Experimente =>
Reproduza sem alterações o trecho do texto sobre os terrenos de marinha que começa em "Não se pode" e vai até "estadual e municipal.", incluindo estas últimas palavras.

Imprensa: A Novela dos Terrenos de Marinha

*Publicado na edição de 05 de dezembro de 2015 do Jornal Notícias do Dia

A comissão mista do Senado, responsável pela Medida Provisória 691/2015, deu aval, em meados de novembro, às alterações propostas pelo deputado Leo Coimbra (PMDB-ES) ao projeto que transfere a gestão das praias marítimas urbanas aos municípios, bem como autoriza e regulamenta a venda de imóveis da União.

O texto, que segue para aprovação do plenário do Senado e da Câmara dos Deputados na forma de Projeto de Lei de Conversão (PLV), prevê a possibilidade de alienação dos terrenos de marinha e seus acrescidos aos ocupantes, tornando-os, portanto, legítimos proprietários dos imóveis.

De acordo a redação, os ocupantes terão direito a 25% de desconto sobre o valor de mercado do bem, de maneira que o respectivo abatimento será válido pelo período de um ano a contar da divulgação pelo Ministério do Planejamento da lista dos imóveis passíveis de alienação.

Caso seja aprovada pelo plenário das duas Casas do Congresso Nacional, a referida medida provisória deverá causar um relevante impacto no setor imobiliário do país, principalmente, em Florianópolis, que atualmente vive momentos de incerteza em razão do procedimento de demarcação definitiva da linha preamar de 1831, que está em curso na Secretaria do Patrimônio da União.

Deve-se destacar que, embora os moradores não tenham outra saída que não seja uma “nova compra” dos imóveis que ocupam, poderão, em contrapartida, ter domínio pleno dos seus bens, livrando-se da obrigação de pagar taxa de ocupação, foro ou laudêmio.

Assim, diante do trâmite da matéria no Legislativo Federal, torna-se cada vez mais necessário ficar atento ao procedimento de demarcação da preamar de 1831 na Ilha de Santa Catarina, pois, até disposição em contrário, deverá ser a partir do estudo realizado na SPU/SC que serão fornecidas informações ao Executivo Federal para elaboração da lista dos imóveis alienáveis na capital catarinense.

Não se pode esquecer que a demarcação realizada até o momento pelo órgão federal, que causará impacto em milhares de imóveis na Capital, se aprovada, foi objeto de diversas discussões polêmicas ao longo do ano, revelando extrema preocupação das entidades civis e, inclusive, dos poderes públicos estadual e municipal.

Portanto, em razão da necessidade de arrecadação do Governo Federal, torna-se muito provável que o processo de demarcação da linha preamar em Florianópolis seja acelerado, impondo, desde já, muitas expectativas sobre o tema para o ano de 2016.

Dados =>
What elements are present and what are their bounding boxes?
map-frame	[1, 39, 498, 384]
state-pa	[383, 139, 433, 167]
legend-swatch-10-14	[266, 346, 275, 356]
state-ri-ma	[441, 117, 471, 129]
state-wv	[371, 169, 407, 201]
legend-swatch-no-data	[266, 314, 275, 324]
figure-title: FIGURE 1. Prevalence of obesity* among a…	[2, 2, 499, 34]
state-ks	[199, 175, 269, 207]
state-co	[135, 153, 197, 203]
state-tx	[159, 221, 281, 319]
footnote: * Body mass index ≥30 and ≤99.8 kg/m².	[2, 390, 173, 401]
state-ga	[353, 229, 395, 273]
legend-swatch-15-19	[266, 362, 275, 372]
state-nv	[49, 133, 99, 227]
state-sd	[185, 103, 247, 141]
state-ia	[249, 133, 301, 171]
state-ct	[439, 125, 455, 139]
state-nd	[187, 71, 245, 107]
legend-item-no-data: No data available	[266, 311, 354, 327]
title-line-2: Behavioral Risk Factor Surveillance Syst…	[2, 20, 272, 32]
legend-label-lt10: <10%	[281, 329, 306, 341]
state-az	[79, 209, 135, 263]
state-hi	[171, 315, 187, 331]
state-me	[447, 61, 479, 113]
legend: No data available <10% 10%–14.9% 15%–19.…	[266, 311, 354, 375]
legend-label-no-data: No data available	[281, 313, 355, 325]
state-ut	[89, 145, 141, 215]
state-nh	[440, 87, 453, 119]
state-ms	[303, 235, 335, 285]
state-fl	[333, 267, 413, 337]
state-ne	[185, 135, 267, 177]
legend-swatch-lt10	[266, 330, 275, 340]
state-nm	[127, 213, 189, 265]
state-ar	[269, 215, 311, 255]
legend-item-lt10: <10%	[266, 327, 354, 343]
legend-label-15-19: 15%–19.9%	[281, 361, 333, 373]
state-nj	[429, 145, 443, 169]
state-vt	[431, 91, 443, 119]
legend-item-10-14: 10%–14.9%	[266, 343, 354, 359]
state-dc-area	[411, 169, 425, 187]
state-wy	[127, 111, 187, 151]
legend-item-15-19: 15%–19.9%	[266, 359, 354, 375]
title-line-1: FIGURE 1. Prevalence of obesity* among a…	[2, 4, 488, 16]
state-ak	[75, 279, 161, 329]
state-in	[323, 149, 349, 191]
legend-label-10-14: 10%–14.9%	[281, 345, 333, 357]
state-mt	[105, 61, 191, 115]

Problema resolvido =>
Não se pode esquecer que a demarcação realizada até o momento pelo órgão federal, que causará impacto em milhares de imóveis na Capital, se aprovada, foi objeto de diversas discussões polêmicas ao longo do ano, revelando extrema preocupação das entidades civis e, inclusive, dos poderes públicos estadual e municipal.